What the exercise asks: Collect all lines below with the string "voimakkuutta".

Dataset records:
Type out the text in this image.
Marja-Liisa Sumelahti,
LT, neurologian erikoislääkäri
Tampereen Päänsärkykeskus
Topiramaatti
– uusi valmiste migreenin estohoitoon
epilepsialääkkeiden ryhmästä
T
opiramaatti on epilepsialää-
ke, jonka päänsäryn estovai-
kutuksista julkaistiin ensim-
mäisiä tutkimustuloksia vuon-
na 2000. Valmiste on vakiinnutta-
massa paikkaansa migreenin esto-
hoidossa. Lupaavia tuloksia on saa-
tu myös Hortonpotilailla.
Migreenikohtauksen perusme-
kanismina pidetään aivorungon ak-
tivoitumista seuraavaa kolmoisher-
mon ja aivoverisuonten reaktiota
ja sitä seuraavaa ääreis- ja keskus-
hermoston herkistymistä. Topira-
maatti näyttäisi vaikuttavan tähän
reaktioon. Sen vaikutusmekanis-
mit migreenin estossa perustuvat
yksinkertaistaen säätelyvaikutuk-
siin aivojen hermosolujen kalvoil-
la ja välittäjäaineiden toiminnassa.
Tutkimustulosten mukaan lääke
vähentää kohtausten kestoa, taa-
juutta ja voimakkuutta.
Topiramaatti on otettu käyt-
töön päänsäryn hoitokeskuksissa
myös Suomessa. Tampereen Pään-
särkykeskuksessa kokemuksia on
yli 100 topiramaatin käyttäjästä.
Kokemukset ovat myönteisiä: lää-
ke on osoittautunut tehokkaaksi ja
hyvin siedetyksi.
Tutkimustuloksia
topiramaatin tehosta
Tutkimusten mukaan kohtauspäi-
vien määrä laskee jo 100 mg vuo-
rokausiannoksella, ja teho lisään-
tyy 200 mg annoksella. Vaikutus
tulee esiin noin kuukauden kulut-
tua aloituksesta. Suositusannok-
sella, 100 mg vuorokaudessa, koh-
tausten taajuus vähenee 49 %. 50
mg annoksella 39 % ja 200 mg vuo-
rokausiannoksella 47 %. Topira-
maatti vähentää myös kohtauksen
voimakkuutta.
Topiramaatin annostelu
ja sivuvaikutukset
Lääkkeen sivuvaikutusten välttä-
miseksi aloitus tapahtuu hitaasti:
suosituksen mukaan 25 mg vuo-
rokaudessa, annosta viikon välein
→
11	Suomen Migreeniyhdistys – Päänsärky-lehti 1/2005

---

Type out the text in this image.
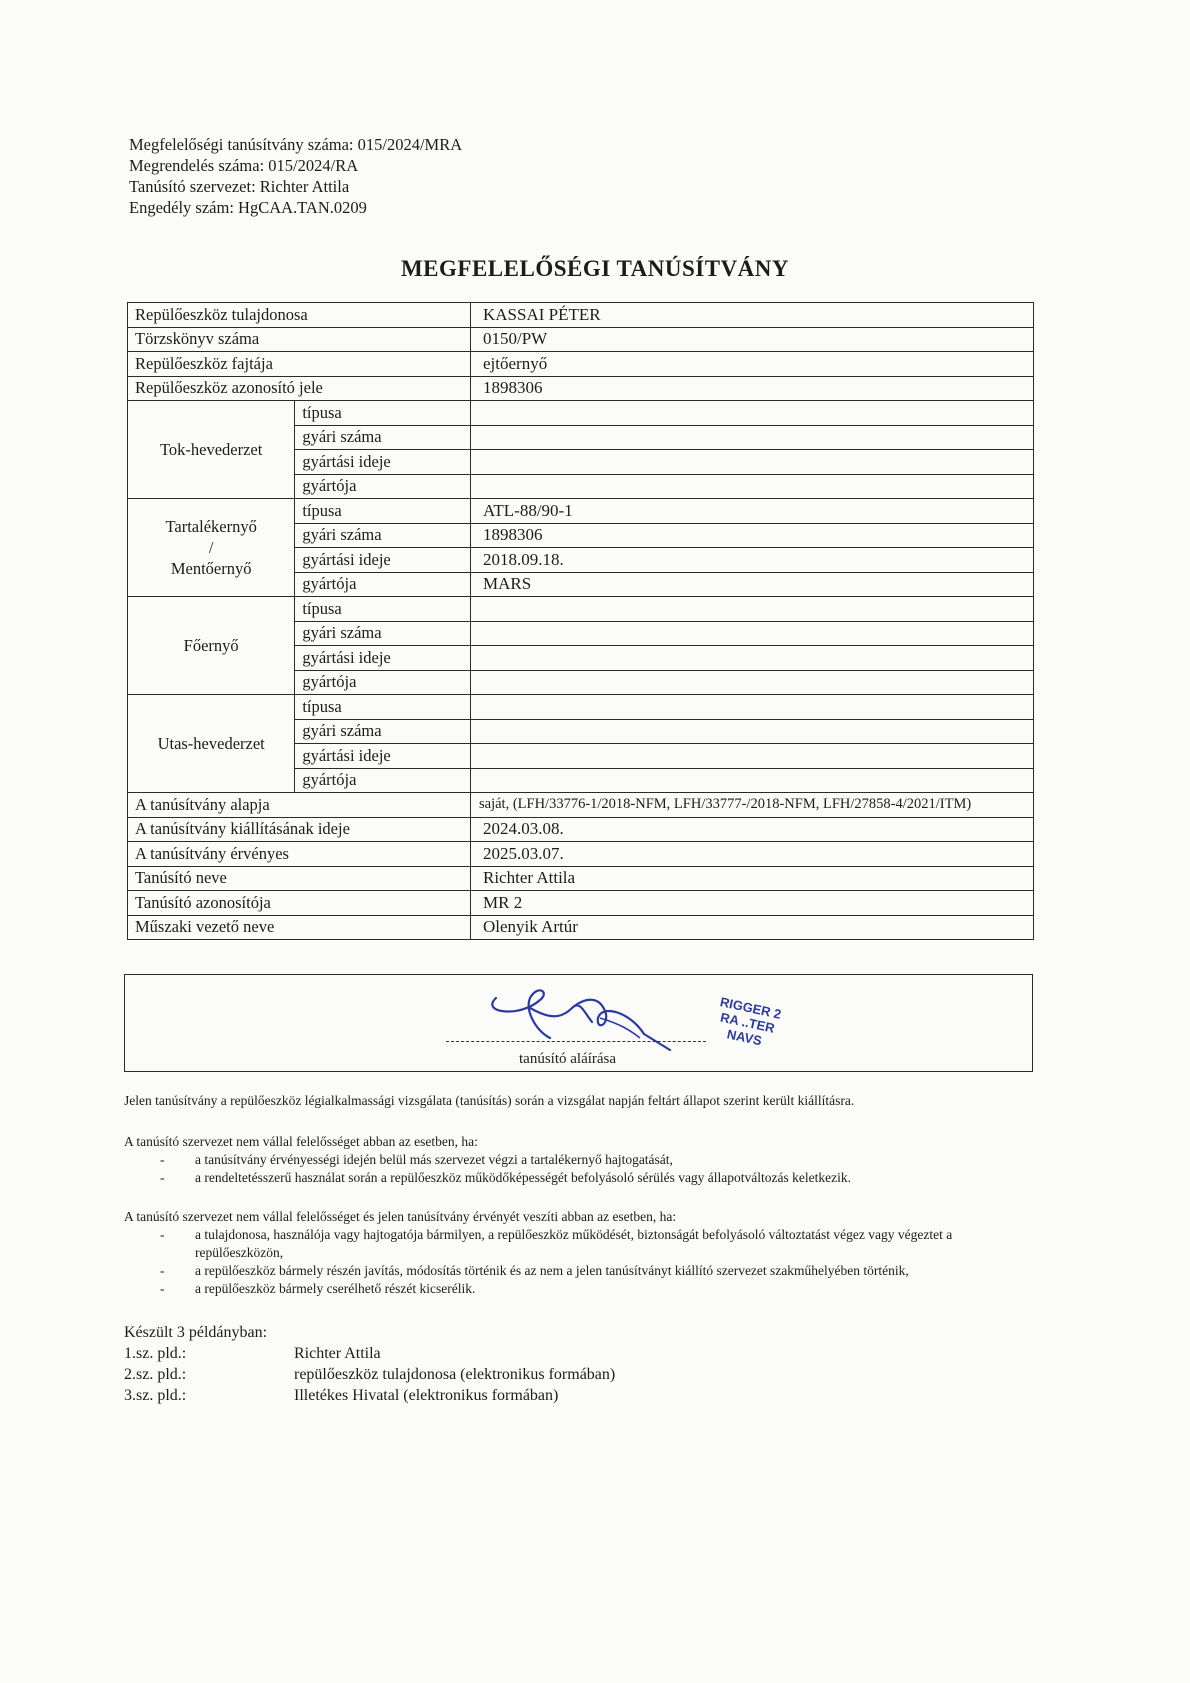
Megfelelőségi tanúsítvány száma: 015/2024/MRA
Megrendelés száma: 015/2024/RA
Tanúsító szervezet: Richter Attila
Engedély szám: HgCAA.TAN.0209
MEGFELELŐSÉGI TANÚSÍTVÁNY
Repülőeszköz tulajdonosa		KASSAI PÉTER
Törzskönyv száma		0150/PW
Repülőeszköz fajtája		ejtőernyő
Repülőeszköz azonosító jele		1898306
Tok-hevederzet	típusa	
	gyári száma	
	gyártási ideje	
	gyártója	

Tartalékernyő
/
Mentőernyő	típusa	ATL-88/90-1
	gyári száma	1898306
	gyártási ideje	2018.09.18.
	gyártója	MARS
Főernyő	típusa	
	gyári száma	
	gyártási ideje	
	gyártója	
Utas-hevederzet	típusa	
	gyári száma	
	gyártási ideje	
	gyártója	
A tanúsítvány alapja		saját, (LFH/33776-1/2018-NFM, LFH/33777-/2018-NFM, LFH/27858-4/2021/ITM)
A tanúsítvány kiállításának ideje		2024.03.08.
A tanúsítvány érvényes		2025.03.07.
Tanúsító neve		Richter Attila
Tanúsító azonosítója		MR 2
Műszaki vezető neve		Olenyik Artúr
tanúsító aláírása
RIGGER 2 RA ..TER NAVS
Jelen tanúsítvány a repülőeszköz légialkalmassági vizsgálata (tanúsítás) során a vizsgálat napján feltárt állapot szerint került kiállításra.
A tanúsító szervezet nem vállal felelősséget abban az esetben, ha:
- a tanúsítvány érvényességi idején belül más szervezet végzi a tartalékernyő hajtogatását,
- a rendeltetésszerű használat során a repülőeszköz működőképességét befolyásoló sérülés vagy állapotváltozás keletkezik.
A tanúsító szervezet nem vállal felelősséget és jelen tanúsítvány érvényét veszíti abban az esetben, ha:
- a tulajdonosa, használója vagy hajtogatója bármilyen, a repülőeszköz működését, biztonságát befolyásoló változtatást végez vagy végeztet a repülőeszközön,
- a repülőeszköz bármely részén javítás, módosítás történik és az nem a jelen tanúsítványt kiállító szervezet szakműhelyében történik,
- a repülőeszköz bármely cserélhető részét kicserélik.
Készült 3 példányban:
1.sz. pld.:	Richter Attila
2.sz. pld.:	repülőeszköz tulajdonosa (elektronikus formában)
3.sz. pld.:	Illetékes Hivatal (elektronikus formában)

==

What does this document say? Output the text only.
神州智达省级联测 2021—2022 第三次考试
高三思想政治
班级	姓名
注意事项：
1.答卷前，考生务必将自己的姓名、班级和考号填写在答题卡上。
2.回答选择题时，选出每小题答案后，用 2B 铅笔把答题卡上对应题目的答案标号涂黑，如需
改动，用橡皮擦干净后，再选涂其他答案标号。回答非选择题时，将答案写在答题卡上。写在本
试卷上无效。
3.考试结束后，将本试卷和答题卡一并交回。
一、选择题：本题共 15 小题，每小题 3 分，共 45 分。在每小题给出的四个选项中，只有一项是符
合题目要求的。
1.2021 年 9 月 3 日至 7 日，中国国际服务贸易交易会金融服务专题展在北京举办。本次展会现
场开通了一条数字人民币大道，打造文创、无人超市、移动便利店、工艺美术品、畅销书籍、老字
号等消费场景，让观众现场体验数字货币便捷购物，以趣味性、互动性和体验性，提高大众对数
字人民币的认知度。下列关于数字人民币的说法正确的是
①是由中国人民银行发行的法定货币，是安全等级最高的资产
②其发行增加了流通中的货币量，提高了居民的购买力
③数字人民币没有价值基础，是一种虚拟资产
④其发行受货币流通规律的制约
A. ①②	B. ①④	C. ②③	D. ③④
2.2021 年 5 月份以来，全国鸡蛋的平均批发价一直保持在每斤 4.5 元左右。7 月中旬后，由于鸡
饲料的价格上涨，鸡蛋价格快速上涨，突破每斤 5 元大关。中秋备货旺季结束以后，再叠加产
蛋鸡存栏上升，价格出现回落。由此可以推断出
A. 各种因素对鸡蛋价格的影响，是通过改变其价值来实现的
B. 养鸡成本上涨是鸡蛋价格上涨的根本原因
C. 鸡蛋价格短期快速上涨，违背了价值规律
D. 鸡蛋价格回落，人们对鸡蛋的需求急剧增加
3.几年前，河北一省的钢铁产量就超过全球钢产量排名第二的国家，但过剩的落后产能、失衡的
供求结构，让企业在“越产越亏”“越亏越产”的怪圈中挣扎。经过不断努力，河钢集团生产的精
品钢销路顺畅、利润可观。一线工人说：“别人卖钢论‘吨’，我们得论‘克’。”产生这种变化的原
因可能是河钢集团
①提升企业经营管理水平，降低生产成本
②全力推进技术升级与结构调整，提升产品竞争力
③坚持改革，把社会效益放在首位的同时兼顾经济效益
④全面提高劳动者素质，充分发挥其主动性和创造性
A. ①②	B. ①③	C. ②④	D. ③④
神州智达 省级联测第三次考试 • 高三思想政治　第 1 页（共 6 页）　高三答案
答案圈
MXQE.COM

Problem solution:
juutta ja voimakkuutta.
voimakkuutta.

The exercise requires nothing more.